Excerpted data:
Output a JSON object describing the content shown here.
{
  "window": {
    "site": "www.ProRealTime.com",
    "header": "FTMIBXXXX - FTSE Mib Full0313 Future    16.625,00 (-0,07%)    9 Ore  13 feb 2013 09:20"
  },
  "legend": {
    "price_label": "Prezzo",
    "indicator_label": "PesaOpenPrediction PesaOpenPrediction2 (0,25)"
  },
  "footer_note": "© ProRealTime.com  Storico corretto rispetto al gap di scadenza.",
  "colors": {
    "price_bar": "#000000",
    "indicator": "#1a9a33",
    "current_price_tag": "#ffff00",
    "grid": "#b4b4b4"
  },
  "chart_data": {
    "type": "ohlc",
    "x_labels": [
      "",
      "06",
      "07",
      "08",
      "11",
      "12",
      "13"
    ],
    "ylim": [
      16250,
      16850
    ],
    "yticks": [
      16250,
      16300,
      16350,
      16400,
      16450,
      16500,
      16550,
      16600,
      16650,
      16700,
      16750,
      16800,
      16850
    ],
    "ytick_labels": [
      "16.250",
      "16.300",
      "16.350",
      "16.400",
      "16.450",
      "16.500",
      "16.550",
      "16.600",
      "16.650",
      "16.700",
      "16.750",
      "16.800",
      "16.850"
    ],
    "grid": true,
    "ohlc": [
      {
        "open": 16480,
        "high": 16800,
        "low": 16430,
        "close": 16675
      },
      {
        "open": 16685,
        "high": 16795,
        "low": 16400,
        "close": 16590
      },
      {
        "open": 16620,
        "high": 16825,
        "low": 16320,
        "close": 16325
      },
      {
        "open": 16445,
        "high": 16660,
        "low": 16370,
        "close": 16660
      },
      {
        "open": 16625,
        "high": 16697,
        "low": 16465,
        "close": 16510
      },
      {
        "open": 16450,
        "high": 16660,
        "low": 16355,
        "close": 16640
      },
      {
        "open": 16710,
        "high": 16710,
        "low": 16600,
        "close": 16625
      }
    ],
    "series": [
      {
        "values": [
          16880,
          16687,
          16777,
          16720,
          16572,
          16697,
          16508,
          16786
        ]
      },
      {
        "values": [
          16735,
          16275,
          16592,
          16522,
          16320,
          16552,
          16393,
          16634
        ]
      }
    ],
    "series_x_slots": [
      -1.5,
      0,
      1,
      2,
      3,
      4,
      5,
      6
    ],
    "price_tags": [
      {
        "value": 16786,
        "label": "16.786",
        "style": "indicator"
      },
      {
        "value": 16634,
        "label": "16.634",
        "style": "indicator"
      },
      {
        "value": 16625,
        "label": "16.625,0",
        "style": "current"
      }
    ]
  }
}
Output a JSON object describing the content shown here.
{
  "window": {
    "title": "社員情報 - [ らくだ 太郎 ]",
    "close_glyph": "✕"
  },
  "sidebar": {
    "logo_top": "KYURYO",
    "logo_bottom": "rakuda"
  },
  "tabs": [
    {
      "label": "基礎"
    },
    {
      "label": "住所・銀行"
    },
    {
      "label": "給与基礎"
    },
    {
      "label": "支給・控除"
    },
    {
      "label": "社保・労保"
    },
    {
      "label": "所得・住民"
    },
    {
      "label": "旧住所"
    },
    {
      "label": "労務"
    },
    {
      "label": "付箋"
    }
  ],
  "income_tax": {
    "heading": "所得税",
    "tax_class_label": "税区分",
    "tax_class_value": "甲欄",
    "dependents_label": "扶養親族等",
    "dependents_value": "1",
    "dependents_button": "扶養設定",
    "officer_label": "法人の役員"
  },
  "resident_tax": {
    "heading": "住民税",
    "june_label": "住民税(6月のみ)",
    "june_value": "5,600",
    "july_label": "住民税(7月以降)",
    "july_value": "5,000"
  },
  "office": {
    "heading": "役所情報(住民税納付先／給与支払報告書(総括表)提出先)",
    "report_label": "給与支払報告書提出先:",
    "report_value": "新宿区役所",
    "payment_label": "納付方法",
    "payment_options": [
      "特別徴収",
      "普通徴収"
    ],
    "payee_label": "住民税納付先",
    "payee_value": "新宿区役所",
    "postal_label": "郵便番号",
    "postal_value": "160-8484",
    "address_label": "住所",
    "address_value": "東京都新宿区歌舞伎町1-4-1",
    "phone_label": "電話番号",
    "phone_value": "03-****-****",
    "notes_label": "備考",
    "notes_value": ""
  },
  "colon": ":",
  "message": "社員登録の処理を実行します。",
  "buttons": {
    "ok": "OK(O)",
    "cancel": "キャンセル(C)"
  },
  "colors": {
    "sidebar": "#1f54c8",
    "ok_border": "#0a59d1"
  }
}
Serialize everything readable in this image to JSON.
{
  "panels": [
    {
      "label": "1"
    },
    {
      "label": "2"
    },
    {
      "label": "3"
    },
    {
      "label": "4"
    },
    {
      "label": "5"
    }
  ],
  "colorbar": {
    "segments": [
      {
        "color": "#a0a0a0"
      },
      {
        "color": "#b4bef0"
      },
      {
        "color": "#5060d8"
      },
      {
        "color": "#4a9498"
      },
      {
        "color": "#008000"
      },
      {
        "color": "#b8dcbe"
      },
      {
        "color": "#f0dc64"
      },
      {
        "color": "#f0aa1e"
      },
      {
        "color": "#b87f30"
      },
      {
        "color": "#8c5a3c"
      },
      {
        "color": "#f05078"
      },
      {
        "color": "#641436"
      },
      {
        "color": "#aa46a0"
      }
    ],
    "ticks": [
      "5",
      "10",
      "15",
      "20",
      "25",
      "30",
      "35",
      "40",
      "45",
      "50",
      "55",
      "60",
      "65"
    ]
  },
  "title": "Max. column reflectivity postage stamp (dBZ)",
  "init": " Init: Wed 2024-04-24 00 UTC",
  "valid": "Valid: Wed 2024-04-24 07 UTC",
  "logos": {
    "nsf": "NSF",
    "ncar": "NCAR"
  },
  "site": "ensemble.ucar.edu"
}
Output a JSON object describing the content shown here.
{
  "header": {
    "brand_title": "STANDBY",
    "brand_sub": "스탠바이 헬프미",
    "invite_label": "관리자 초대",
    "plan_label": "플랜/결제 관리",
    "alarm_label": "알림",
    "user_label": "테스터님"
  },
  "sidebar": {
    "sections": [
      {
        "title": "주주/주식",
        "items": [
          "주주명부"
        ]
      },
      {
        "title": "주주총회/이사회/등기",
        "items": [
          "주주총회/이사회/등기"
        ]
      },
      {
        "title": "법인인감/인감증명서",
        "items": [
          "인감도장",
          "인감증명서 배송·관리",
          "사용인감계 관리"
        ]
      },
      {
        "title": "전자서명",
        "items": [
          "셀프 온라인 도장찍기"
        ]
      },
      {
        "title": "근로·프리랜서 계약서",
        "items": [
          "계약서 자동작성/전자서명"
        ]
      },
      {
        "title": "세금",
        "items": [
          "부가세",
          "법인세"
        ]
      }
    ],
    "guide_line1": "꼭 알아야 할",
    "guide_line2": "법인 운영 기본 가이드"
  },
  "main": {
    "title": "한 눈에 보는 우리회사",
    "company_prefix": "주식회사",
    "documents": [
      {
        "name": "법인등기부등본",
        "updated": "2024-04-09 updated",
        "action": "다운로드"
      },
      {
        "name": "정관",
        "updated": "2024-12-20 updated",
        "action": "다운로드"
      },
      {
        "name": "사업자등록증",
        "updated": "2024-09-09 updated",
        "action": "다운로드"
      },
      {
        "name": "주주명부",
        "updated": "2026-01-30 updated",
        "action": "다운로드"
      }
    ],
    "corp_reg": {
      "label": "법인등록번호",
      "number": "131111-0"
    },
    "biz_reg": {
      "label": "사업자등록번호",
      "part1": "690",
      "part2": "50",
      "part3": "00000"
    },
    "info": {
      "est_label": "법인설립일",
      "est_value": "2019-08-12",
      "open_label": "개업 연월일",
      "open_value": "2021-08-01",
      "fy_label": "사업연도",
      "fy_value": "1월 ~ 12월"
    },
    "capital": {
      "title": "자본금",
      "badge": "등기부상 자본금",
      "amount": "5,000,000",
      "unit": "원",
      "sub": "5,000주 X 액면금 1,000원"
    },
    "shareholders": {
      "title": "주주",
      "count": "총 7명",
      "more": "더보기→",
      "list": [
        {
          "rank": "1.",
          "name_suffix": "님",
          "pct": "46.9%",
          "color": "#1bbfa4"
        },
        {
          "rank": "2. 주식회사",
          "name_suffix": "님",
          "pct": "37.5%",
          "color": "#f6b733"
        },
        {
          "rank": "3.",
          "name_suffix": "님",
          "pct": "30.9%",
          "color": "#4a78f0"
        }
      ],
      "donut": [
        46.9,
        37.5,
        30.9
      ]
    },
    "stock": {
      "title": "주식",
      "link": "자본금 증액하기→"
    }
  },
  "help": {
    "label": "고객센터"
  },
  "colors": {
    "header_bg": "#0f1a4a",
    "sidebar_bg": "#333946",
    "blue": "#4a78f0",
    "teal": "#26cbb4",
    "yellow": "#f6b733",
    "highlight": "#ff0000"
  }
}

Directive: Keep only the lines that hold the string "住民税納付先", and copy them out.

Answer to this task:
    "heading": "役所情報(住民税納付先／給与支払報告書(総括表)提出先)",
    "payee_label": "住民税納付先",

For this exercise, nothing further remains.